◆ BRIEF A: In the passage on the Industrial Revolution, copy word for word the part that opens with the words containing "Britain had burned" and closes with "speeded the process.".

[Begin EXTRACT TO READ]

The Industrial Revolution can be defined as the application of power-driven machinery to manufacturing. It had its beginning in remote times, and is still continuing in some places. In the eighteenth century all of Western Europe began to industrialize rapidly, but in England the process was most highly accelerated. England’s head start may be attributed to the emergence of a number of simultaneous factors.

Britain had burned up her oak forests in its fireplaces, but large deposits of coal were still available for industrial fuel. There was an abundant labor supply to mine coal and iron, and to man the factories. From the old commercial empire there remained a fleet, and England still possessed colonies to furnish raw materials and act as captive markets for manufactured goods. Tobacco merchants of Glasgow and tea merchants of London and Bristol had capital to invest and the technical know-how derived from the Scientific Revolution of the seventeenth century. Last, but no least important, the isolation of England saved industrial development from being interrupted by war. Soon all Western Europe was more or less industrialized, and the coming of electricity and cheap steel after 1850 further speeded the process.

The Industrial Revolution brought with it an increase in population and urbanization, as well as new social classes. “Cities and towns grew dramatically in the first half of the nineteenth century. They were rapidly becoming places for manufacturing and industry; the dramatic growth of such cities produced miserable living conditions for many of the inhabitants.” (Western Civilization, 416). “There were 63 families where there were at least five persons to one bed; and there were some in which even six were packed in one bed, lying at the top and bottom—children and adults. Sanitary conditions in these towns were appalling. City streets were often used as sewers and open drains.” (Western Civilization, 417).

[End EXTRACT TO READ]
[Begin INFORMATION SUPPLIED]

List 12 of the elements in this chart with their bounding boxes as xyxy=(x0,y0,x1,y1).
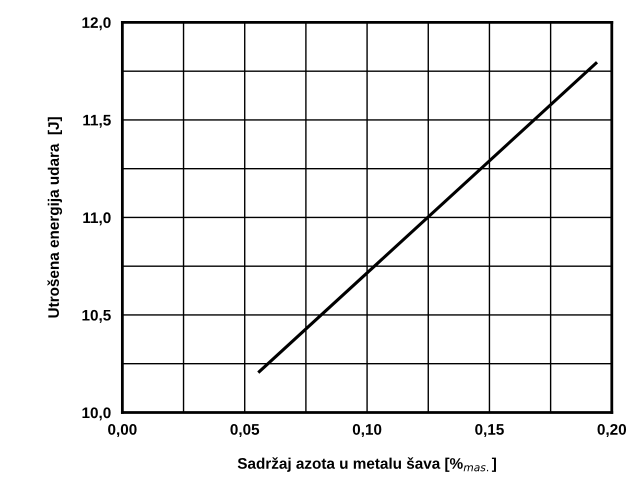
y-tick-label: 10,5 xyxy=(82,310,111,323)
x-tick-label: 0,20 xyxy=(598,424,626,438)
y-tick-label: 10,0 xyxy=(82,407,111,420)
y-tick-label: 11,5 xyxy=(83,114,111,128)
x-axis-title: Sadržaj azota u metalu šava [%$_{mas.}$] xyxy=(238,457,496,472)
x-tick-label: 0,15 xyxy=(475,424,504,438)
y-axis-title: Utrošena energija udara [J] xyxy=(47,117,62,318)
x-tick-label: 0,10 xyxy=(352,424,382,438)
y-tick-label: 11,0 xyxy=(83,212,111,226)
x-tick-label: 0,00 xyxy=(108,424,137,438)
y-tick-label: 12,0 xyxy=(82,17,111,30)
x-tick-label: 0,05 xyxy=(230,424,260,438)
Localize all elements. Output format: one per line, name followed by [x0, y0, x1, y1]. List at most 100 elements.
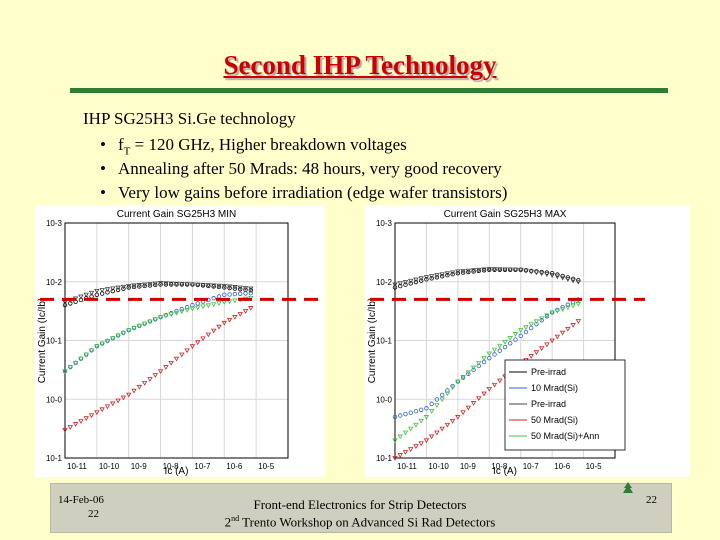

[End INFORMATION SUPPLIED]

◆ BRIEF B: Write out every line of the records above as a numbered list. Skip blank lines and leave out the pictures.

◆ REPLY A:
Britain had burned up her oak forests in its fireplaces, but large deposits of coal were still available for industrial fuel. There was an abundant labor supply to mine coal and iron, and to man the factories. From the old commercial empire there remained a fleet, and England still possessed colonies to furnish raw materials and act as captive markets for manufactured goods. Tobacco merchants of Glasgow and tea merchants of London and Bristol had capital to invest and the technical know-how derived from the Scientific Revolution of the seventeenth century. Last, but no least important, the isolation of England saved industrial development from being interrupted by war. Soon all Western Europe was more or less industrialized, and the coming of electricity and cheap steel after 1850 further speeded the process.

◆ REPLY B:
1. List 12 of the elements in this chart with their bounding boxes as xyxy=(x0,y0,x1,y1).
2. y-tick-label: 10,5 xyxy=(82,310,111,323)
3. x-tick-label: 0,20 xyxy=(598,424,626,438)
4. y-tick-label: 10,0 xyxy=(82,407,111,420)
5. y-tick-label: 11,5 xyxy=(83,114,111,128)
6. x-axis-title: Sadržaj azota u metalu šava [%$_{mas.}$] xyxy=(238,457,496,472)
7. x-tick-label: 0,15 xyxy=(475,424,504,438)
8. y-axis-title: Utrošena energija udara [J] xyxy=(47,117,62,318)
9. x-tick-label: 0,10 xyxy=(352,424,382,438)
10. y-tick-label: 11,0 xyxy=(83,212,111,226)
11. x-tick-label: 0,00 xyxy=(108,424,137,438)
12. y-tick-label: 12,0 xyxy=(82,17,111,30)
13. x-tick-label: 0,05 xyxy=(230,424,260,438)
14. Localize all elements. Output format: one per line, name followed by [x0, y0, x1, y1]. List at most 100 elements.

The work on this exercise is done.